### Exercise directions
Extract all of the entries and give them again, word for word.

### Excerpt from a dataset
────────────────

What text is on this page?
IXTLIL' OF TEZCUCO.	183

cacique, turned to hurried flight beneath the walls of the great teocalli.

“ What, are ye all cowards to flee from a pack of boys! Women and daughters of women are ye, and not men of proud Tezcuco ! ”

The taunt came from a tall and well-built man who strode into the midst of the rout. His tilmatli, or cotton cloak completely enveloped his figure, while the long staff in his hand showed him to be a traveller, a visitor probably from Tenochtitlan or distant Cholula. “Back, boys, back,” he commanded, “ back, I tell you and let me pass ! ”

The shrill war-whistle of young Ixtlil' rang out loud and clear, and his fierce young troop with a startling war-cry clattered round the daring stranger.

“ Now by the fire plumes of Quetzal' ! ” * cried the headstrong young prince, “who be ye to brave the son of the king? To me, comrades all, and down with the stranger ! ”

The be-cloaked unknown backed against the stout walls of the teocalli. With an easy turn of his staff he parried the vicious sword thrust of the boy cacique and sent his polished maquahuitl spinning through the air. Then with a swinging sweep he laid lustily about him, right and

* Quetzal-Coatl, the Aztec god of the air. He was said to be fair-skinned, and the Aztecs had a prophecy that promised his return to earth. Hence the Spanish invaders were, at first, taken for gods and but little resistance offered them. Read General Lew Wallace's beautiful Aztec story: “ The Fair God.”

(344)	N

────────────────

### Answer in full
What text is on this page?
IXTLIL' OF TEZCUCO.	183

cacique, turned to hurried flight beneath the walls of the great teocalli.

“ What, are ye all cowards to flee from a pack of boys! Women and daughters of women are ye, and not men of proud Tezcuco ! ”

The taunt came from a tall and well-built man who strode into the midst of the rout. His tilmatli, or cotton cloak completely enveloped his figure, while the long staff in his hand showed him to be a traveller, a visitor probably from Tenochtitlan or distant Cholula. “Back, boys, back,” he commanded, “ back, I tell you and let me pass ! ”

The shrill war-whistle of young Ixtlil' rang out loud and clear, and his fierce young troop with a startling war-cry clattered round the daring stranger.

“ Now by the fire plumes of Quetzal' ! ” * cried the headstrong young prince, “who be ye to brave the son of the king? To me, comrades all, and down with the stranger ! ”

The be-cloaked unknown backed against the stout walls of the teocalli. With an easy turn of his staff he parried the vicious sword thrust of the boy cacique and sent his polished maquahuitl spinning through the air. Then with a swinging sweep he laid lustily about him, right and

* Quetzal-Coatl, the Aztec god of the air. He was said to be fair-skinned, and the Aztecs had a prophecy that promised his return to earth. Hence the Spanish invaders were, at first, taken for gods and but little resistance offered them. Read General Lew Wallace's beautiful Aztec story: “ The Fair God.”

(344)	N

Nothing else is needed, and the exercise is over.